→ Directions for this task:
From the entries that follow, gather each line holding the word "положеніе".

● ● ●

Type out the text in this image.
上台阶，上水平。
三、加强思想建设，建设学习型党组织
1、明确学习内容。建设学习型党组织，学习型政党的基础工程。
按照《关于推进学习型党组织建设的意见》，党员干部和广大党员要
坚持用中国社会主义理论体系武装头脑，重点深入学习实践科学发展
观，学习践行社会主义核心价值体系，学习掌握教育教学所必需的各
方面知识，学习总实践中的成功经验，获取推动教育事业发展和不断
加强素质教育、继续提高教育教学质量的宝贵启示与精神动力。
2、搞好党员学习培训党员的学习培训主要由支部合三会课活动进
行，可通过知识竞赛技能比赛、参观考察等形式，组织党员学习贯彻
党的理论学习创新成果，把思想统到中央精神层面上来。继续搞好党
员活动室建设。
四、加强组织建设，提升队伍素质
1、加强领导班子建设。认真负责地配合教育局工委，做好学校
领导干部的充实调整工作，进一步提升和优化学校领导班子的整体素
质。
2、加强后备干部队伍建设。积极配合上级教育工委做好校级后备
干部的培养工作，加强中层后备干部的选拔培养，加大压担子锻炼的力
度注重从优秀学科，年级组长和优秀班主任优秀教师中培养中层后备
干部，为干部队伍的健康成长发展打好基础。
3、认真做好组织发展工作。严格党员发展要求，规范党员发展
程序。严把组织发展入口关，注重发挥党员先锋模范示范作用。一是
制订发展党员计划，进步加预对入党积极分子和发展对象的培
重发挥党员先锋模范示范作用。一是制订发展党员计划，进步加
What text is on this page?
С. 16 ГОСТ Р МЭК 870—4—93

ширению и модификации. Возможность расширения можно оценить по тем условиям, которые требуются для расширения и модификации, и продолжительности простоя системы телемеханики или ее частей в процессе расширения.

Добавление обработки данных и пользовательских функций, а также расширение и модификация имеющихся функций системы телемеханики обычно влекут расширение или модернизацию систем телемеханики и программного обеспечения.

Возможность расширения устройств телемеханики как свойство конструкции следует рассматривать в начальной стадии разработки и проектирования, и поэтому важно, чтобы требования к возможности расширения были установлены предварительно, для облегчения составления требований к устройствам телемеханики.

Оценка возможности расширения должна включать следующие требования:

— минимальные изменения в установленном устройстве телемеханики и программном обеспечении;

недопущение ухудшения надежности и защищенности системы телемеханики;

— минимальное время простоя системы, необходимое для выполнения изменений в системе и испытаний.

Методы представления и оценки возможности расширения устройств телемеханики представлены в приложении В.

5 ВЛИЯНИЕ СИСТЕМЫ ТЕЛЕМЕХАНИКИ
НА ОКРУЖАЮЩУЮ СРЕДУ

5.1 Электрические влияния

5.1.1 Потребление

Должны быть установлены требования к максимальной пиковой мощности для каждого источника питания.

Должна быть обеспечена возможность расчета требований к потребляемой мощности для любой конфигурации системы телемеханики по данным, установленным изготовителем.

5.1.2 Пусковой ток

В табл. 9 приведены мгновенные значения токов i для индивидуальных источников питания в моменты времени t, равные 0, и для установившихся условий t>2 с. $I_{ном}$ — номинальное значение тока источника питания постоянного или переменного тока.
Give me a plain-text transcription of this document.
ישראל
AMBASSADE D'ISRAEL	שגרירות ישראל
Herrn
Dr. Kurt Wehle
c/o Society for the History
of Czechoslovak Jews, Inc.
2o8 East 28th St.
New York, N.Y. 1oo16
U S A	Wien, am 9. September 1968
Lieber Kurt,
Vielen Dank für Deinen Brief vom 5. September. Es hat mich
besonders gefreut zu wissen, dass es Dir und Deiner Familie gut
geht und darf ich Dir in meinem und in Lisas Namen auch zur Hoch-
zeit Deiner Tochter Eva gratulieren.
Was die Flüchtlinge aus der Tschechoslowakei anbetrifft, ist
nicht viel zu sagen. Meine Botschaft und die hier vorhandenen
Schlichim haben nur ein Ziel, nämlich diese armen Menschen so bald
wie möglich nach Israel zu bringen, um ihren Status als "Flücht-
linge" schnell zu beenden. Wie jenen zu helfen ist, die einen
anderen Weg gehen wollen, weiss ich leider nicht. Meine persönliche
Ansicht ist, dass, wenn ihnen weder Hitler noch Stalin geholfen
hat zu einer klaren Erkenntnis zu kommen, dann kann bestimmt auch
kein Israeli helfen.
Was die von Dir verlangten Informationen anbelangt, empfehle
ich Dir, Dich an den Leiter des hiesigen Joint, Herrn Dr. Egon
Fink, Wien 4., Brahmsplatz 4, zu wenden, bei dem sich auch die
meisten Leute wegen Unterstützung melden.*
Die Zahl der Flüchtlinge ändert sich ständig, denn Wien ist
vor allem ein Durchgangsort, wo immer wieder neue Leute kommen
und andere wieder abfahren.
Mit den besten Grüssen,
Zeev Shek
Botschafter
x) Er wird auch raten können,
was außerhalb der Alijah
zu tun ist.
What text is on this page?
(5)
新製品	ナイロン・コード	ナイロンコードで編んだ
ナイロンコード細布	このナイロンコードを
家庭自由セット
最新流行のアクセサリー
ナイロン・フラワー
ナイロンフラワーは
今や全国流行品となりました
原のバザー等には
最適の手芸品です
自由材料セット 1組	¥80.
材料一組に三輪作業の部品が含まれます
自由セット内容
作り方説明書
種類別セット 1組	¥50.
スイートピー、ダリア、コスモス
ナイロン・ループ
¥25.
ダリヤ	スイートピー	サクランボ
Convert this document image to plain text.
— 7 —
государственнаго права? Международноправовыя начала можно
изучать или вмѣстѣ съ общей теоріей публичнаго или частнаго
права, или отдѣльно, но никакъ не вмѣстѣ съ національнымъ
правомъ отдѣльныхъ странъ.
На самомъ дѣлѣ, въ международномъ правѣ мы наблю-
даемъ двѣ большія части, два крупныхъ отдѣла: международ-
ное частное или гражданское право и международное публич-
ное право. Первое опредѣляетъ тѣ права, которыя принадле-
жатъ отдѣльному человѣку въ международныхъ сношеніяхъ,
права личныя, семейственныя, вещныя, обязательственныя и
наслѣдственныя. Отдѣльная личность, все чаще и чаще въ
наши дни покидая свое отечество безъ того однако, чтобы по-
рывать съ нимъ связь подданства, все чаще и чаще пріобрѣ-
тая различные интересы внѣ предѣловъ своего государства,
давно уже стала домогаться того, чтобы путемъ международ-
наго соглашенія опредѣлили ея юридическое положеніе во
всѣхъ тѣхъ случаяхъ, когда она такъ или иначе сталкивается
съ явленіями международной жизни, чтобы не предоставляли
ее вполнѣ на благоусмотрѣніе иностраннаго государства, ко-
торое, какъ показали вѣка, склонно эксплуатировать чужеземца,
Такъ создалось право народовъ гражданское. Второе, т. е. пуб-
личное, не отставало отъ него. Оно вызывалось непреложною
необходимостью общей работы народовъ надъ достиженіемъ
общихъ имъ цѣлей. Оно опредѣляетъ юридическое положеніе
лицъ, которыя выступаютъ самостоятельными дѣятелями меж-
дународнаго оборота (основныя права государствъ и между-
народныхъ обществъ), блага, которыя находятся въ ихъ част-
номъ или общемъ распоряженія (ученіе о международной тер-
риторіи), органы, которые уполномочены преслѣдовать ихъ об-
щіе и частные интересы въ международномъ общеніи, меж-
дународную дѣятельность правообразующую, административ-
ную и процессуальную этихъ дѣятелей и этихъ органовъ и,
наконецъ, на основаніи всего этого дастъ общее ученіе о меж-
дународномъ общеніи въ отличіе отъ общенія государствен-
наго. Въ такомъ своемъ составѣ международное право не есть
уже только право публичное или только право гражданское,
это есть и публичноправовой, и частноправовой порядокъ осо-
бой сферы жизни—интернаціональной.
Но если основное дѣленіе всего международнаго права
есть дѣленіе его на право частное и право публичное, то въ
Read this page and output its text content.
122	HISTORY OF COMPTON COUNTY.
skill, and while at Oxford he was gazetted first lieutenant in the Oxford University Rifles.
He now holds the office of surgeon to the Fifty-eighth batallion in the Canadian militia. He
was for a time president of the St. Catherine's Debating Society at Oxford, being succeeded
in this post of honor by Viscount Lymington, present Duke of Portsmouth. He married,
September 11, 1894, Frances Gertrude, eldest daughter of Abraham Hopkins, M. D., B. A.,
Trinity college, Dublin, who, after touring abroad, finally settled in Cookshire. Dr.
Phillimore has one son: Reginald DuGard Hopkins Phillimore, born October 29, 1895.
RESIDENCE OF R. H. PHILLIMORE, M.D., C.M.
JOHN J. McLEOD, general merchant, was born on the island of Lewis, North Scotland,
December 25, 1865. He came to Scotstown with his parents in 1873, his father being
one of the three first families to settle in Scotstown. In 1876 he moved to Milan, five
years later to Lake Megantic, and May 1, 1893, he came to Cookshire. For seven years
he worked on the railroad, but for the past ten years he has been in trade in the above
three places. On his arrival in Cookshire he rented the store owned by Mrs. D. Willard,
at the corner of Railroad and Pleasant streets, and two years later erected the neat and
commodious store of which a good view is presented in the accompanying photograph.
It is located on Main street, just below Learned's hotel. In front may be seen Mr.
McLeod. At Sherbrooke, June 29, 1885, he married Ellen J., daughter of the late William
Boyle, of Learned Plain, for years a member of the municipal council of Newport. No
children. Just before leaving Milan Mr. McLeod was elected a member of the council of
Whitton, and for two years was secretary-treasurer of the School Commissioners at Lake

● ● ●

→ The output:
наго соглашенія опредѣлили ея юридическое положеніе во
общихъ имъ цѣлей. Оно опредѣляетъ юридическое положеніе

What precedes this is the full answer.